> [The problem]: Copy every record below, exactly as written.

....

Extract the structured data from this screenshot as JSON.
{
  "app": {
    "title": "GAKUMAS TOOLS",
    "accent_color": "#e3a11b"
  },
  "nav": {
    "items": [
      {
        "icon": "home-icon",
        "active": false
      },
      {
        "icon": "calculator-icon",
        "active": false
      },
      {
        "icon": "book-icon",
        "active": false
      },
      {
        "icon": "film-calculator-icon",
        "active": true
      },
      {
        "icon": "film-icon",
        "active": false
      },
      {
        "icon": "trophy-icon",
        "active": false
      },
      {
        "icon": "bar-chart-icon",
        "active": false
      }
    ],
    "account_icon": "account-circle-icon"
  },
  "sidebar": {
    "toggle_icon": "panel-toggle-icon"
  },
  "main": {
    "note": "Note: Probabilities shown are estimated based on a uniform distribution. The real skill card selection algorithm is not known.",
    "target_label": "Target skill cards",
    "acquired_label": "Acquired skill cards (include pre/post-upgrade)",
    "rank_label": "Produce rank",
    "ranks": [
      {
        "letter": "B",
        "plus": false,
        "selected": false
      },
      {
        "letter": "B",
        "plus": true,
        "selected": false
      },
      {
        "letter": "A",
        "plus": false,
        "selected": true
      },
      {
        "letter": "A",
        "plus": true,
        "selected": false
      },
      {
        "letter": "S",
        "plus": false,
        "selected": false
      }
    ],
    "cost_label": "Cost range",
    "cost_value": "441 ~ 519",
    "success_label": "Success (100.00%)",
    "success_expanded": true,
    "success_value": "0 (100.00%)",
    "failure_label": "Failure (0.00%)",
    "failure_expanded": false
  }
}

....

> [Answer in full]:
Extract the structured data from this screenshot as JSON.
{
  "app": {
    "title": "GAKUMAS TOOLS",
    "accent_color": "#e3a11b"
  },
  "nav": {
    "items": [
      {
        "icon": "home-icon",
        "active": false
      },
      {
        "icon": "calculator-icon",
        "active": false
      },
      {
        "icon": "book-icon",
        "active": false
      },
      {
        "icon": "film-calculator-icon",
        "active": true
      },
      {
        "icon": "film-icon",
        "active": false
      },
      {
        "icon": "trophy-icon",
        "active": false
      },
      {
        "icon": "bar-chart-icon",
        "active": false
      }
    ],
    "account_icon": "account-circle-icon"
  },
  "sidebar": {
    "toggle_icon": "panel-toggle-icon"
  },
  "main": {
    "note": "Note: Probabilities shown are estimated based on a uniform distribution. The real skill card selection algorithm is not known.",
    "target_label": "Target skill cards",
    "acquired_label": "Acquired skill cards (include pre/post-upgrade)",
    "rank_label": "Produce rank",
    "ranks": [
      {
        "letter": "B",
        "plus": false,
        "selected": false
      },
      {
        "letter": "B",
        "plus": true,
        "selected": false
      },
      {
        "letter": "A",
        "plus": false,
        "selected": true
      },
      {
        "letter": "A",
        "plus": true,
        "selected": false
      },
      {
        "letter": "S",
        "plus": false,
        "selected": false
      }
    ],
    "cost_label": "Cost range",
    "cost_value": "441 ~ 519",
    "success_label": "Success (100.00%)",
    "success_expanded": true,
    "success_value": "0 (100.00%)",
    "failure_label": "Failure (0.00%)",
    "failure_expanded": false
  }
}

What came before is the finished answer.